* [Supplied material]

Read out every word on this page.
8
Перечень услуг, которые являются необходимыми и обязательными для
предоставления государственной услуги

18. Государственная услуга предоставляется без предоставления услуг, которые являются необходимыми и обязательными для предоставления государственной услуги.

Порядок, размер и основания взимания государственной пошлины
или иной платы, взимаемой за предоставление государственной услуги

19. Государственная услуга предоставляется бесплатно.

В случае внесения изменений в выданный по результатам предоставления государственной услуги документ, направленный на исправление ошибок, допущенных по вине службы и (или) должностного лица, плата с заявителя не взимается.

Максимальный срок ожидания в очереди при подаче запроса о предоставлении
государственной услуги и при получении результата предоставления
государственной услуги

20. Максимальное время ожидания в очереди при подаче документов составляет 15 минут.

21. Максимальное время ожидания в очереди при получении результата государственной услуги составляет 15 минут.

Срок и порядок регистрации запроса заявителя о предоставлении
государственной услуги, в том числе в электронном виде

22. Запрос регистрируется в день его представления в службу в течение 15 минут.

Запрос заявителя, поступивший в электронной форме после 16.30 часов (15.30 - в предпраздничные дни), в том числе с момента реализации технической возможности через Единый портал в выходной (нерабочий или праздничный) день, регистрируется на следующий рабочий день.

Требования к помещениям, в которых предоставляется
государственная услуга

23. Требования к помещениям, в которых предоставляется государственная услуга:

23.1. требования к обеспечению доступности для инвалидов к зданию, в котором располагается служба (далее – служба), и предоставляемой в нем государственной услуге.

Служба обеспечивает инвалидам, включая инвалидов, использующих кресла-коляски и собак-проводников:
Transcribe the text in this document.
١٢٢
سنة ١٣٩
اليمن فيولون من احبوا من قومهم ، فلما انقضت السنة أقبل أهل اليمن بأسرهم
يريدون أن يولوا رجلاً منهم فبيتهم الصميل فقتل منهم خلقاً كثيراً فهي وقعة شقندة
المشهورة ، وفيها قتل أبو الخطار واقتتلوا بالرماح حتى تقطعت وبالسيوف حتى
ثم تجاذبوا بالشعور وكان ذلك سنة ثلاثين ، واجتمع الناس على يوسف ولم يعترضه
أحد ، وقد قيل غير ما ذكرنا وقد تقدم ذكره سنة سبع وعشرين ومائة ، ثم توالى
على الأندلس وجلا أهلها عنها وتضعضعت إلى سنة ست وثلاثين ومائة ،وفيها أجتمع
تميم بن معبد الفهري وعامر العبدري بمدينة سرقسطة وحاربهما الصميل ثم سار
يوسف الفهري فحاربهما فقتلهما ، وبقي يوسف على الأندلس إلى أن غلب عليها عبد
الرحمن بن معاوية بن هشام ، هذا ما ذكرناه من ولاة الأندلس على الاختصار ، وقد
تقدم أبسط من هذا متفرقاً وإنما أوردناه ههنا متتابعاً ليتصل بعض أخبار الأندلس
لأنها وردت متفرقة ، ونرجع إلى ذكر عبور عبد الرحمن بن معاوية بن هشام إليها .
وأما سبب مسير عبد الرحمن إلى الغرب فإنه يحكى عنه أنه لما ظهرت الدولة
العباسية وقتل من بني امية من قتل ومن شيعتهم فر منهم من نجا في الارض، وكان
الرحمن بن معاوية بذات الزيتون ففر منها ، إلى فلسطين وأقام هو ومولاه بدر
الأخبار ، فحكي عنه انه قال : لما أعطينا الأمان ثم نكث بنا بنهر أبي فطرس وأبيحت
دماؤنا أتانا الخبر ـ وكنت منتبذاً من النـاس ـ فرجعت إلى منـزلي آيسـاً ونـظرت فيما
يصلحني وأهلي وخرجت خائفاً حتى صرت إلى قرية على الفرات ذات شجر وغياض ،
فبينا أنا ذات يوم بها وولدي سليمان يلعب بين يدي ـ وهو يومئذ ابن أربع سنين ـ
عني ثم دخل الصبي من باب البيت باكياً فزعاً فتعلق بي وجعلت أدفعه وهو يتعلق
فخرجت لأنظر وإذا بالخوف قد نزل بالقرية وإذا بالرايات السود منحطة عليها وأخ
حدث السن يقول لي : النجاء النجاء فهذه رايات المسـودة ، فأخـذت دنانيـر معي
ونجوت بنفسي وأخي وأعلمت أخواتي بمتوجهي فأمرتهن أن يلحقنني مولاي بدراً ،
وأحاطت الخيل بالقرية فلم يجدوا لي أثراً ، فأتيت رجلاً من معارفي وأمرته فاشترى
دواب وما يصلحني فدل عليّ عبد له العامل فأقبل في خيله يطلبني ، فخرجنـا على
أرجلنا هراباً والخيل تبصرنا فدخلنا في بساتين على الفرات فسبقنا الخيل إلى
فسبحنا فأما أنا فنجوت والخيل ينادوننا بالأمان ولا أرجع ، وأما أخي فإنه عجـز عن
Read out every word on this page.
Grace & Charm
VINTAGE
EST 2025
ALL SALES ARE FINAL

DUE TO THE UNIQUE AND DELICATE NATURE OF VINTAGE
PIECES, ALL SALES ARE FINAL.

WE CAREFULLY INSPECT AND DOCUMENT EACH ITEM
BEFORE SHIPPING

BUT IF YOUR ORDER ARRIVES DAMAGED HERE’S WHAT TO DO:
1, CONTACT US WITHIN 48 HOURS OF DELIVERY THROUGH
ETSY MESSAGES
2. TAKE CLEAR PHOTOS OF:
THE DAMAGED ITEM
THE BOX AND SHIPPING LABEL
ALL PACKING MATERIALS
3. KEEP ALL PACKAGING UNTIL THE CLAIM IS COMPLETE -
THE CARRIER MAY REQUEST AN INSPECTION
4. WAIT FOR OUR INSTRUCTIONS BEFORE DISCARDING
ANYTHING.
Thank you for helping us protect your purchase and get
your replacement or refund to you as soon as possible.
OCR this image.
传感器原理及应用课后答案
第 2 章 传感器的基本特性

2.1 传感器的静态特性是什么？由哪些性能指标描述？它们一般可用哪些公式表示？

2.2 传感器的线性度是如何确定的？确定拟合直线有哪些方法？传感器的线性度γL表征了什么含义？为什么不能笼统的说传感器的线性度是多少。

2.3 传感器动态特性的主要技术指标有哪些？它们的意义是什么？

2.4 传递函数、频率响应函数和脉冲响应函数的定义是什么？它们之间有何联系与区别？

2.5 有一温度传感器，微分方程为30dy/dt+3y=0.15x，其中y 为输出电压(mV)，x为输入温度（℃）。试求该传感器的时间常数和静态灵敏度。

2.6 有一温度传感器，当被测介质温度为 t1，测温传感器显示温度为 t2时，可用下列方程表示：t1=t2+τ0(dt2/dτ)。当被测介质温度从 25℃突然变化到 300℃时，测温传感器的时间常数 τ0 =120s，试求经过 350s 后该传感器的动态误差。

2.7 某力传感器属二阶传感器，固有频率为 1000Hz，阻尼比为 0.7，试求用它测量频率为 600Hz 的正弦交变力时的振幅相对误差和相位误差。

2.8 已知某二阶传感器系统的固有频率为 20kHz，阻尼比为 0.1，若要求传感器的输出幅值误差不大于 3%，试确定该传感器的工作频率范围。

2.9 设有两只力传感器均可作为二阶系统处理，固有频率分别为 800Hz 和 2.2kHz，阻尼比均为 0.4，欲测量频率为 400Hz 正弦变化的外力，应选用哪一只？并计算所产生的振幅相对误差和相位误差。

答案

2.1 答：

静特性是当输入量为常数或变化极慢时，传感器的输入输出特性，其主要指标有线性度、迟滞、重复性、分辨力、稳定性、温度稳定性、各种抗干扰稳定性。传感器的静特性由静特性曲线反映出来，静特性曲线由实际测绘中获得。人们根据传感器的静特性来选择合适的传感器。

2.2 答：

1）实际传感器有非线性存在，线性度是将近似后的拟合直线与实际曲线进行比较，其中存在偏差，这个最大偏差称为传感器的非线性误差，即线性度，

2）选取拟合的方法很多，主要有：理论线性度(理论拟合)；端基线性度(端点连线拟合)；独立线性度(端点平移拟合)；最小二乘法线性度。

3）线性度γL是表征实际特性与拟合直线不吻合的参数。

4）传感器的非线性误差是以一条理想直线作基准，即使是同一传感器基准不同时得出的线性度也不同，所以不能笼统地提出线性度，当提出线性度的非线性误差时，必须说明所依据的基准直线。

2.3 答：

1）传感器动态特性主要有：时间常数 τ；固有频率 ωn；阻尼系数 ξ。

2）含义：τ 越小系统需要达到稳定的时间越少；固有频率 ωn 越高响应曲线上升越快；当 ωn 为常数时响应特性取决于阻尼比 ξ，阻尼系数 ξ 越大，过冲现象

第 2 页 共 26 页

* [Task statement] Extract, exactly as they appear, the lines from the one containing "OCR this image." through the final line.

* [Task answer]
OCR this image.
传感器原理及应用课后答案
第 2 章 传感器的基本特性

2.1 传感器的静态特性是什么？由哪些性能指标描述？它们一般可用哪些公式表示？

2.2 传感器的线性度是如何确定的？确定拟合直线有哪些方法？传感器的线性度γL表征了什么含义？为什么不能笼统的说传感器的线性度是多少。

2.3 传感器动态特性的主要技术指标有哪些？它们的意义是什么？

2.4 传递函数、频率响应函数和脉冲响应函数的定义是什么？它们之间有何联系与区别？

2.5 有一温度传感器，微分方程为30dy/dt+3y=0.15x，其中y 为输出电压(mV)，x为输入温度（℃）。试求该传感器的时间常数和静态灵敏度。

2.6 有一温度传感器，当被测介质温度为 t1，测温传感器显示温度为 t2时，可用下列方程表示：t1=t2+τ0(dt2/dτ)。当被测介质温度从 25℃突然变化到 300℃时，测温传感器的时间常数 τ0 =120s，试求经过 350s 后该传感器的动态误差。

2.7 某力传感器属二阶传感器，固有频率为 1000Hz，阻尼比为 0.7，试求用它测量频率为 600Hz 的正弦交变力时的振幅相对误差和相位误差。

2.8 已知某二阶传感器系统的固有频率为 20kHz，阻尼比为 0.1，若要求传感器的输出幅值误差不大于 3%，试确定该传感器的工作频率范围。

2.9 设有两只力传感器均可作为二阶系统处理，固有频率分别为 800Hz 和 2.2kHz，阻尼比均为 0.4，欲测量频率为 400Hz 正弦变化的外力，应选用哪一只？并计算所产生的振幅相对误差和相位误差。

答案

2.1 答：

静特性是当输入量为常数或变化极慢时，传感器的输入输出特性，其主要指标有线性度、迟滞、重复性、分辨力、稳定性、温度稳定性、各种抗干扰稳定性。传感器的静特性由静特性曲线反映出来，静特性曲线由实际测绘中获得。人们根据传感器的静特性来选择合适的传感器。

2.2 答：

1）实际传感器有非线性存在，线性度是将近似后的拟合直线与实际曲线进行比较，其中存在偏差，这个最大偏差称为传感器的非线性误差，即线性度，

2）选取拟合的方法很多，主要有：理论线性度(理论拟合)；端基线性度(端点连线拟合)；独立线性度(端点平移拟合)；最小二乘法线性度。

3）线性度γL是表征实际特性与拟合直线不吻合的参数。

4）传感器的非线性误差是以一条理想直线作基准，即使是同一传感器基准不同时得出的线性度也不同，所以不能笼统地提出线性度，当提出线性度的非线性误差时，必须说明所依据的基准直线。

2.3 答：

1）传感器动态特性主要有：时间常数 τ；固有频率 ωn；阻尼系数 ξ。

2）含义：τ 越小系统需要达到稳定的时间越少；固有频率 ωn 越高响应曲线上升越快；当 ωn 为常数时响应特性取决于阻尼比 ξ，阻尼系数 ξ 越大，过冲现象

第 2 页 共 26 页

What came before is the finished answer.